_Task details_.
Write out each line exactly as it stands, please.

Stored entries

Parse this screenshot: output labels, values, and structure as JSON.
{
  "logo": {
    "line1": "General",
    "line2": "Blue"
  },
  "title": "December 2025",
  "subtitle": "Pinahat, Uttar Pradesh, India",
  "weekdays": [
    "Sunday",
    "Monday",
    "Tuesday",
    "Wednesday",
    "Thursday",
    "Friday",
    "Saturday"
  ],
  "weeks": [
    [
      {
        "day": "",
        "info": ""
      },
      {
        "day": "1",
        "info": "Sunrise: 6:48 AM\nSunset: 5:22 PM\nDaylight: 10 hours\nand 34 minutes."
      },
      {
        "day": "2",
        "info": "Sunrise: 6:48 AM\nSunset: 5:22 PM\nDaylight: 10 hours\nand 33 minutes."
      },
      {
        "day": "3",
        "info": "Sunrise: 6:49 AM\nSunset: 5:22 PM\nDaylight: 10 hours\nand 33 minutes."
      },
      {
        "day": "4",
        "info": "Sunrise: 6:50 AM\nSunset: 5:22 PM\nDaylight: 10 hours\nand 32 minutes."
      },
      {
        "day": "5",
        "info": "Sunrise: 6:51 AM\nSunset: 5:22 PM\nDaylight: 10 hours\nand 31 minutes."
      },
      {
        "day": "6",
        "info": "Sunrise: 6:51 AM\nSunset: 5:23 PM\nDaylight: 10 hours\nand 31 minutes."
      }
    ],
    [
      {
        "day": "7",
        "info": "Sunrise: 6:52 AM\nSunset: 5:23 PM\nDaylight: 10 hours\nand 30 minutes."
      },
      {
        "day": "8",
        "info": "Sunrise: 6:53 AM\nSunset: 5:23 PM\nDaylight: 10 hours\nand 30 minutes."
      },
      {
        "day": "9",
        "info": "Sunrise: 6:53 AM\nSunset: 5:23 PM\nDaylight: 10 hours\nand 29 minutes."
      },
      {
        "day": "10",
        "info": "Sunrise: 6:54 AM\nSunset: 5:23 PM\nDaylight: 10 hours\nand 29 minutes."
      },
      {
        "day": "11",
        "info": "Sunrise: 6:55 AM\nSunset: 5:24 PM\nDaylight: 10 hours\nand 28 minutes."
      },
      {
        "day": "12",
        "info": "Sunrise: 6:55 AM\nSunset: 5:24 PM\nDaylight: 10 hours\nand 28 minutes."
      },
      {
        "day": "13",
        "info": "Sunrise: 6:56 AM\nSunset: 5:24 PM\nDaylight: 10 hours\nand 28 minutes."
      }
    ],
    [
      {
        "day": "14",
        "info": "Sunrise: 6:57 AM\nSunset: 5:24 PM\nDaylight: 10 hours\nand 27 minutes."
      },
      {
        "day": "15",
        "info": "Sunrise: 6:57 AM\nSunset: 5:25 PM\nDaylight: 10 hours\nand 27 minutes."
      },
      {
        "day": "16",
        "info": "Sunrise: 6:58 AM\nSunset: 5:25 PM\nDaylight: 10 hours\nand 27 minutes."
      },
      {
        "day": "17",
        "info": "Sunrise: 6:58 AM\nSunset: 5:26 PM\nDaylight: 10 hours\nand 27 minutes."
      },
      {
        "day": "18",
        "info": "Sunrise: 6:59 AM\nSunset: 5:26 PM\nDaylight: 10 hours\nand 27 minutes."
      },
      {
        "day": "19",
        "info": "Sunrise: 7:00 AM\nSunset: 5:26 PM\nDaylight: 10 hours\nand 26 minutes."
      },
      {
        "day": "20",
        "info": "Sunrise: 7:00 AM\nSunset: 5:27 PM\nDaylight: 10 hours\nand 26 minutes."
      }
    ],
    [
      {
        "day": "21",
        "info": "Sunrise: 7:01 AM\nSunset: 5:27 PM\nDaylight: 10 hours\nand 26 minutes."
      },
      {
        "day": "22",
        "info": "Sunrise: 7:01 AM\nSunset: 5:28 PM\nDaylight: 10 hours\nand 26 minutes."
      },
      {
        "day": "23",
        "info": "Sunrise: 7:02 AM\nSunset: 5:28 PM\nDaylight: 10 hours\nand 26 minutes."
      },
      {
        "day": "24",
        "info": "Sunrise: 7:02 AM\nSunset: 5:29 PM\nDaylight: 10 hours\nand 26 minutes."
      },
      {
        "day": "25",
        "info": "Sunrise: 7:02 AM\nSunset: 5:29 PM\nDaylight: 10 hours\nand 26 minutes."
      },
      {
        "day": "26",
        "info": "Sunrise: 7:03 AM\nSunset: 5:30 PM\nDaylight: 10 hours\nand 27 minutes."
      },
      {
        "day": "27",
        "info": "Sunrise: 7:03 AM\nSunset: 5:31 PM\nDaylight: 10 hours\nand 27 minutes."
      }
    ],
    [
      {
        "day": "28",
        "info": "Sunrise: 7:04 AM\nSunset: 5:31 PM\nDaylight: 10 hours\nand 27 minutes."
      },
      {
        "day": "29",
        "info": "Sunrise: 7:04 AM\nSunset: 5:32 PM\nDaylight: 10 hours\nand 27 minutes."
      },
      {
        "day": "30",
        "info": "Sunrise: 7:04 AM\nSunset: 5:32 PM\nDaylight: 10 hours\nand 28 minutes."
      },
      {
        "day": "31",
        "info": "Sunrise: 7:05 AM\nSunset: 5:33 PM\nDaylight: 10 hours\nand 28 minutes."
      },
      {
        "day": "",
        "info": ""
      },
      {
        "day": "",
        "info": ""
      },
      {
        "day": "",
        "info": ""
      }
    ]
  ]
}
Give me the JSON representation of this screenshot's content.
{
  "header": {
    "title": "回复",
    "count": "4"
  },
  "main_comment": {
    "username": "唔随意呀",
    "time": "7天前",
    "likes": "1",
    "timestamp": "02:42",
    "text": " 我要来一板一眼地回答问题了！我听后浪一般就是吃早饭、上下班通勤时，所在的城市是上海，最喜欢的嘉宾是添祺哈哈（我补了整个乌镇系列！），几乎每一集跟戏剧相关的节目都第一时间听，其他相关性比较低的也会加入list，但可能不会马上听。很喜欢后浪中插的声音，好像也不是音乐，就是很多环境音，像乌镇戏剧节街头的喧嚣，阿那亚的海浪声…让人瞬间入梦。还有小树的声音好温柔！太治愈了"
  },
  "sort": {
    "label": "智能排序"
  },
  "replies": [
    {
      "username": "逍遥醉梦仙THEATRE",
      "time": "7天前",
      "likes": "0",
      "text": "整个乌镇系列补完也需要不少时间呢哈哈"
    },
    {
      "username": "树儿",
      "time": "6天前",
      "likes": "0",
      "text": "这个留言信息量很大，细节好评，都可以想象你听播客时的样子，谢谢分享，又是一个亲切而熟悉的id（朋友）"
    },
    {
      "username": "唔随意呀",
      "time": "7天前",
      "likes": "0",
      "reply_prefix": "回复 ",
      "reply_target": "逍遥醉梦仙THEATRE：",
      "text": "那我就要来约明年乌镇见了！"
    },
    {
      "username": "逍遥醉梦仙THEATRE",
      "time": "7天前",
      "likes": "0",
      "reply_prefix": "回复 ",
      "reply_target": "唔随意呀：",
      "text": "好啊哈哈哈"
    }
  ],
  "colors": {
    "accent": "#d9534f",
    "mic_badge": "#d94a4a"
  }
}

_Task answer_.
Parse this screenshot: output labels, values, and structure as JSON.
{
  "logo": {
    "line1": "General",
    "line2": "Blue"
  },
  "title": "December 2025",
  "subtitle": "Pinahat, Uttar Pradesh, India",
  "weekdays": [
    "Sunday",
    "Monday",
    "Tuesday",
    "Wednesday",
    "Thursday",
    "Friday",
    "Saturday"
  ],
  "weeks": [
    [
      {
        "day": "",
        "info": ""
      },
      {
        "day": "1",
        "info": "Sunrise: 6:48 AM\nSunset: 5:22 PM\nDaylight: 10 hours\nand 34 minutes."
      },
      {
        "day": "2",
        "info": "Sunrise: 6:48 AM\nSunset: 5:22 PM\nDaylight: 10 hours\nand 33 minutes."
      },
      {
        "day": "3",
        "info": "Sunrise: 6:49 AM\nSunset: 5:22 PM\nDaylight: 10 hours\nand 33 minutes."
      },
      {
        "day": "4",
        "info": "Sunrise: 6:50 AM\nSunset: 5:22 PM\nDaylight: 10 hours\nand 32 minutes."
      },
      {
        "day": "5",
        "info": "Sunrise: 6:51 AM\nSunset: 5:22 PM\nDaylight: 10 hours\nand 31 minutes."
      },
      {
        "day": "6",
        "info": "Sunrise: 6:51 AM\nSunset: 5:23 PM\nDaylight: 10 hours\nand 31 minutes."
      }
    ],
    [
      {
        "day": "7",
        "info": "Sunrise: 6:52 AM\nSunset: 5:23 PM\nDaylight: 10 hours\nand 30 minutes."
      },
      {
        "day": "8",
        "info": "Sunrise: 6:53 AM\nSunset: 5:23 PM\nDaylight: 10 hours\nand 30 minutes."
      },
      {
        "day": "9",
        "info": "Sunrise: 6:53 AM\nSunset: 5:23 PM\nDaylight: 10 hours\nand 29 minutes."
      },
      {
        "day": "10",
        "info": "Sunrise: 6:54 AM\nSunset: 5:23 PM\nDaylight: 10 hours\nand 29 minutes."
      },
      {
        "day": "11",
        "info": "Sunrise: 6:55 AM\nSunset: 5:24 PM\nDaylight: 10 hours\nand 28 minutes."
      },
      {
        "day": "12",
        "info": "Sunrise: 6:55 AM\nSunset: 5:24 PM\nDaylight: 10 hours\nand 28 minutes."
      },
      {
        "day": "13",
        "info": "Sunrise: 6:56 AM\nSunset: 5:24 PM\nDaylight: 10 hours\nand 28 minutes."
      }
    ],
    [
      {
        "day": "14",
        "info": "Sunrise: 6:57 AM\nSunset: 5:24 PM\nDaylight: 10 hours\nand 27 minutes."
      },
      {
        "day": "15",
        "info": "Sunrise: 6:57 AM\nSunset: 5:25 PM\nDaylight: 10 hours\nand 27 minutes."
      },
      {
        "day": "16",
        "info": "Sunrise: 6:58 AM\nSunset: 5:25 PM\nDaylight: 10 hours\nand 27 minutes."
      },
      {
        "day": "17",
        "info": "Sunrise: 6:58 AM\nSunset: 5:26 PM\nDaylight: 10 hours\nand 27 minutes."
      },
      {
        "day": "18",
        "info": "Sunrise: 6:59 AM\nSunset: 5:26 PM\nDaylight: 10 hours\nand 27 minutes."
      },
      {
        "day": "19",
        "info": "Sunrise: 7:00 AM\nSunset: 5:26 PM\nDaylight: 10 hours\nand 26 minutes."
      },
      {
        "day": "20",
        "info": "Sunrise: 7:00 AM\nSunset: 5:27 PM\nDaylight: 10 hours\nand 26 minutes."
      }
    ],
    [
      {
        "day": "21",
        "info": "Sunrise: 7:01 AM\nSunset: 5:27 PM\nDaylight: 10 hours\nand 26 minutes."
      },
      {
        "day": "22",
        "info": "Sunrise: 7:01 AM\nSunset: 5:28 PM\nDaylight: 10 hours\nand 26 minutes."
      },
      {
        "day": "23",
        "info": "Sunrise: 7:02 AM\nSunset: 5:28 PM\nDaylight: 10 hours\nand 26 minutes."
      },
      {
        "day": "24",
        "info": "Sunrise: 7:02 AM\nSunset: 5:29 PM\nDaylight: 10 hours\nand 26 minutes."
      },
      {
        "day": "25",
        "info": "Sunrise: 7:02 AM\nSunset: 5:29 PM\nDaylight: 10 hours\nand 26 minutes."
      },
      {
        "day": "26",
        "info": "Sunrise: 7:03 AM\nSunset: 5:30 PM\nDaylight: 10 hours\nand 27 minutes."
      },
      {
        "day": "27",
        "info": "Sunrise: 7:03 AM\nSunset: 5:31 PM\nDaylight: 10 hours\nand 27 minutes."
      }
    ],
    [
      {
        "day": "28",
        "info": "Sunrise: 7:04 AM\nSunset: 5:31 PM\nDaylight: 10 hours\nand 27 minutes."
      },
      {
        "day": "29",
        "info": "Sunrise: 7:04 AM\nSunset: 5:32 PM\nDaylight: 10 hours\nand 27 minutes."
      },
      {
        "day": "30",
        "info": "Sunrise: 7:04 AM\nSunset: 5:32 PM\nDaylight: 10 hours\nand 28 minutes."
      },
      {
        "day": "31",
        "info": "Sunrise: 7:05 AM\nSunset: 5:33 PM\nDaylight: 10 hours\nand 28 minutes."
      },
      {
        "day": "",
        "info": ""
      },
      {
        "day": "",
        "info": ""
      },
      {
        "day": "",
        "info": ""
      }
    ]
  ]
}
Give me the JSON representation of this screenshot's content.
{
  "header": {
    "title": "回复",
    "count": "4"
  },
  "main_comment": {
    "username": "唔随意呀",
    "time": "7天前",
    "likes": "1",
    "timestamp": "02:42",
    "text": " 我要来一板一眼地回答问题了！我听后浪一般就是吃早饭、上下班通勤时，所在的城市是上海，最喜欢的嘉宾是添祺哈哈（我补了整个乌镇系列！），几乎每一集跟戏剧相关的节目都第一时间听，其他相关性比较低的也会加入list，但可能不会马上听。很喜欢后浪中插的声音，好像也不是音乐，就是很多环境音，像乌镇戏剧节街头的喧嚣，阿那亚的海浪声…让人瞬间入梦。还有小树的声音好温柔！太治愈了"
  },
  "sort": {
    "label": "智能排序"
  },
  "replies": [
    {
      "username": "逍遥醉梦仙THEATRE",
      "time": "7天前",
      "likes": "0",
      "text": "整个乌镇系列补完也需要不少时间呢哈哈"
    },
    {
      "username": "树儿",
      "time": "6天前",
      "likes": "0",
      "text": "这个留言信息量很大，细节好评，都可以想象你听播客时的样子，谢谢分享，又是一个亲切而熟悉的id（朋友）"
    },
    {
      "username": "唔随意呀",
      "time": "7天前",
      "likes": "0",
      "reply_prefix": "回复 ",
      "reply_target": "逍遥醉梦仙THEATRE：",
      "text": "那我就要来约明年乌镇见了！"
    },
    {
      "username": "逍遥醉梦仙THEATRE",
      "time": "7天前",
      "likes": "0",
      "reply_prefix": "回复 ",
      "reply_target": "唔随意呀：",
      "text": "好啊哈哈哈"
    }
  ],
  "colors": {
    "accent": "#d9534f",
    "mic_badge": "#d94a4a"
  }
}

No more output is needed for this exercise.